- WHAT TO WORK ON:
The count of lines below that include the string "activity" is the whole answer.
--- MATERIAL PROVIDED Enclosed Below ---
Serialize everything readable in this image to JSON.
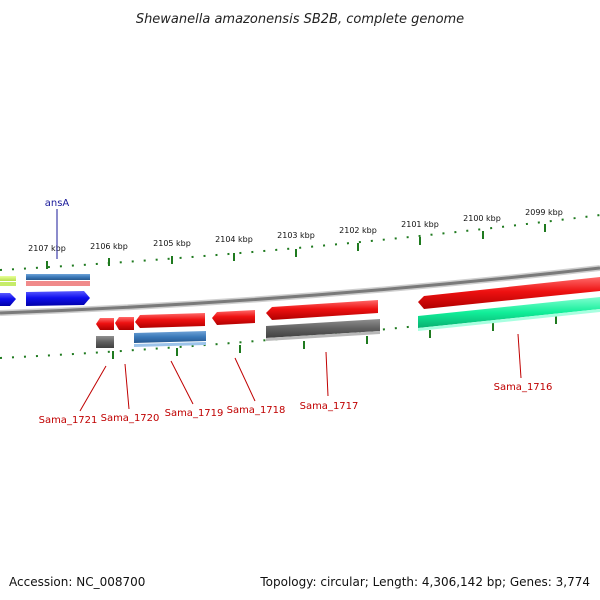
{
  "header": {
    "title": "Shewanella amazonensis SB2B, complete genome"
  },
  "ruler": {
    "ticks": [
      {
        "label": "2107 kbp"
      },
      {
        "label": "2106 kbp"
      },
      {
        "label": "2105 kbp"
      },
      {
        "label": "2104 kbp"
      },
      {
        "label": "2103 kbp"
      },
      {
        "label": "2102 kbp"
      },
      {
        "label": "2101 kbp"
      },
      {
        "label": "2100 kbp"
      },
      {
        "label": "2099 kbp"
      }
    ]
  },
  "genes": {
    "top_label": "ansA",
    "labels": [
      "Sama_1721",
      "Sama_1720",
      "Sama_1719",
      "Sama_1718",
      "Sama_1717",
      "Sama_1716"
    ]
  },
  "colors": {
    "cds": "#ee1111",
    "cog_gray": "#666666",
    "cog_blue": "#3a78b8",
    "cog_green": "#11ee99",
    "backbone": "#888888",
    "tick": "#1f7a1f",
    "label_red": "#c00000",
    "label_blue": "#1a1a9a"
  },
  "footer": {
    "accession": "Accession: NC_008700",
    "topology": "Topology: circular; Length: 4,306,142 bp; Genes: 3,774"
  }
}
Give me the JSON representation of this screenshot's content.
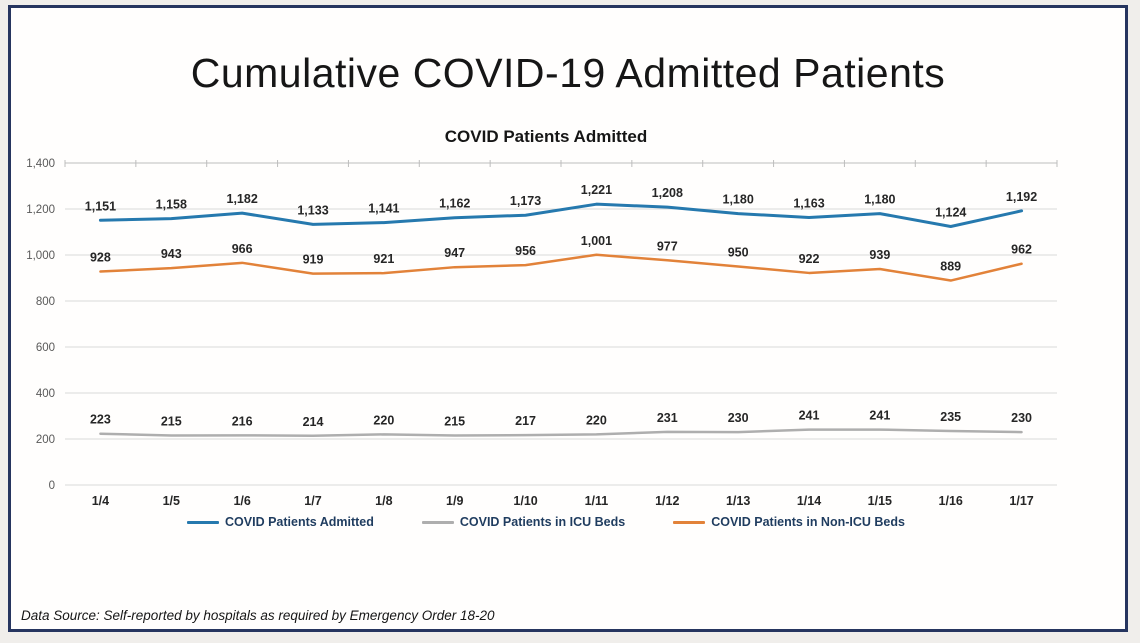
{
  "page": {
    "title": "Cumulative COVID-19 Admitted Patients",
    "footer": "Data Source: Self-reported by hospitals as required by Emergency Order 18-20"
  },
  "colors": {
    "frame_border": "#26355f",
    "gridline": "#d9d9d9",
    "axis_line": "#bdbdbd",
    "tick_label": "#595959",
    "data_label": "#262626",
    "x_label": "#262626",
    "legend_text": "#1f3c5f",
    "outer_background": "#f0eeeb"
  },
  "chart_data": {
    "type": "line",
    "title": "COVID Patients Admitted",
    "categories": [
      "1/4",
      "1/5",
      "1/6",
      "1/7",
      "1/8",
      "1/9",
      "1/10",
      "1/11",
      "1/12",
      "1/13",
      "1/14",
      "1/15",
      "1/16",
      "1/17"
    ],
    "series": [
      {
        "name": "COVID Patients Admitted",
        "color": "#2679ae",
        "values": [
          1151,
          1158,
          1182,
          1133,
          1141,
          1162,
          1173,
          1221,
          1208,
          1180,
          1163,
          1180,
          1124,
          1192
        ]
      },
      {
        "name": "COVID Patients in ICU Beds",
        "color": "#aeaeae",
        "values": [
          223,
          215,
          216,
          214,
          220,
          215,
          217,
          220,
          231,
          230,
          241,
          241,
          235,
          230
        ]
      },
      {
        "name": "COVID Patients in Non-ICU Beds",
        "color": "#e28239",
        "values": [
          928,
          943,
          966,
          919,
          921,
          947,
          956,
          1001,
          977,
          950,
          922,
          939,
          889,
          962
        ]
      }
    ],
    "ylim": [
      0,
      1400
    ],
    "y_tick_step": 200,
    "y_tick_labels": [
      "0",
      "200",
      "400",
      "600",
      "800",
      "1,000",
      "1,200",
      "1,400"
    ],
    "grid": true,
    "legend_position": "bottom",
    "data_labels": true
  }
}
--- End of Enclosed MATERIAL PROVIDED ---
--- MATERIAL PROVIDED Enclosed Below ---
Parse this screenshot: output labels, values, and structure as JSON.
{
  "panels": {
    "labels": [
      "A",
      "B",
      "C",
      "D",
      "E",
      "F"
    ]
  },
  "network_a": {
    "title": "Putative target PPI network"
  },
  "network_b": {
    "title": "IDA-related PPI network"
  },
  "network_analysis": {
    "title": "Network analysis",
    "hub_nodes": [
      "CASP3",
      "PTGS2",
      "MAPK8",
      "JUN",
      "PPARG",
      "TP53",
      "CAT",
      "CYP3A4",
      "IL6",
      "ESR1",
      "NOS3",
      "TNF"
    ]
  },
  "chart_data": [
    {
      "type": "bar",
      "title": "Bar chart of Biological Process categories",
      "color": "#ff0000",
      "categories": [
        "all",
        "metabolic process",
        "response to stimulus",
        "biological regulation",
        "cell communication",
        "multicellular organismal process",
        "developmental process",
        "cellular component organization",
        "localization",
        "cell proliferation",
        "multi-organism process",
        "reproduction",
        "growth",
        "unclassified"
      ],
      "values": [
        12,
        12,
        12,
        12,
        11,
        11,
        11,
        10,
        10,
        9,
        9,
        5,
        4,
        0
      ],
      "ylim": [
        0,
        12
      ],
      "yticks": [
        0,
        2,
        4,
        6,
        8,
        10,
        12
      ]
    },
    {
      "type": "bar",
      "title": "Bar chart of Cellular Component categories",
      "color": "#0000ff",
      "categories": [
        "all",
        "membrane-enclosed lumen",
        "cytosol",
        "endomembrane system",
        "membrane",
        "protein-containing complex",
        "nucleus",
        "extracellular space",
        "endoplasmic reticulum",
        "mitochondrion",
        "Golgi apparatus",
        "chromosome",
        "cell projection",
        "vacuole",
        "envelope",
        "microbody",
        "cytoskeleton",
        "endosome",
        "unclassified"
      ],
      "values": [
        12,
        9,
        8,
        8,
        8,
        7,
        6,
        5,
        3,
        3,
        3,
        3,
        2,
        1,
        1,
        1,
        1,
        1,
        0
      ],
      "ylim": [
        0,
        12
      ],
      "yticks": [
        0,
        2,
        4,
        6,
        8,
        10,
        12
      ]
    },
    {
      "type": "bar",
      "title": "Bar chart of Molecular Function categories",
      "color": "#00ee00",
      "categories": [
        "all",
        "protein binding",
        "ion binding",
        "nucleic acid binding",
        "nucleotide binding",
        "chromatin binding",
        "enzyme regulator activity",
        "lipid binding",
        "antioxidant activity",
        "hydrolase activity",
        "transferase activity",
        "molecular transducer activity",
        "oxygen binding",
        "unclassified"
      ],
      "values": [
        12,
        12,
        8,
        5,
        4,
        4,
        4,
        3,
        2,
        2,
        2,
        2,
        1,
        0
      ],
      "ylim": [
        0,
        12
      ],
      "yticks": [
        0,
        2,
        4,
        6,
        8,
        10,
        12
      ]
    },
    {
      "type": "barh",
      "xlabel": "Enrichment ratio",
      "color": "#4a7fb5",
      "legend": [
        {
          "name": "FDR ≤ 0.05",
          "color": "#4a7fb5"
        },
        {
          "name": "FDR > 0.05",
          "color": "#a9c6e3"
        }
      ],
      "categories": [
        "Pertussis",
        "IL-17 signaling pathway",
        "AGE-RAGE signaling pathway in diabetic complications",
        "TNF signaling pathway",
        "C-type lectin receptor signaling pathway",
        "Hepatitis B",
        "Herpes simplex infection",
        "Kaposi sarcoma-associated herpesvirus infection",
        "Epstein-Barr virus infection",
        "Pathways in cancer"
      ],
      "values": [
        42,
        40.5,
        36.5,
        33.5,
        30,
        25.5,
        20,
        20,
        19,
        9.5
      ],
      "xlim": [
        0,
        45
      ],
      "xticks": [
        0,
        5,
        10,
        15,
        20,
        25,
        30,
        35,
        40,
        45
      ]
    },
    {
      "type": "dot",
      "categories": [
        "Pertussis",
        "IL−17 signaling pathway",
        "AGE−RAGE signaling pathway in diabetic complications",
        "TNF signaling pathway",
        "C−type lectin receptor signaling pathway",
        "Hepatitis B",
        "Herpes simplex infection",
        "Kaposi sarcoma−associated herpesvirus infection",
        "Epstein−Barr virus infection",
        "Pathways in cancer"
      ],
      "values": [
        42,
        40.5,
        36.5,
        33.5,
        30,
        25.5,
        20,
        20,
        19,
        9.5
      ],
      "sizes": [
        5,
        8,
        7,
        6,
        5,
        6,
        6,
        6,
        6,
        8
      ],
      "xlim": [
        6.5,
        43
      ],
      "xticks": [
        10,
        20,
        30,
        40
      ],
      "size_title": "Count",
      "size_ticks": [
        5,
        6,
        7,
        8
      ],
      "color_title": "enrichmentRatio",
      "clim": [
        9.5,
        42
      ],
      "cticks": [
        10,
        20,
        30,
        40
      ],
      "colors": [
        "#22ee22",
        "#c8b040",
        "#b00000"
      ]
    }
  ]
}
--- End of Enclosed MATERIAL PROVIDED ---
- ANSWER TO THIS TASK:
5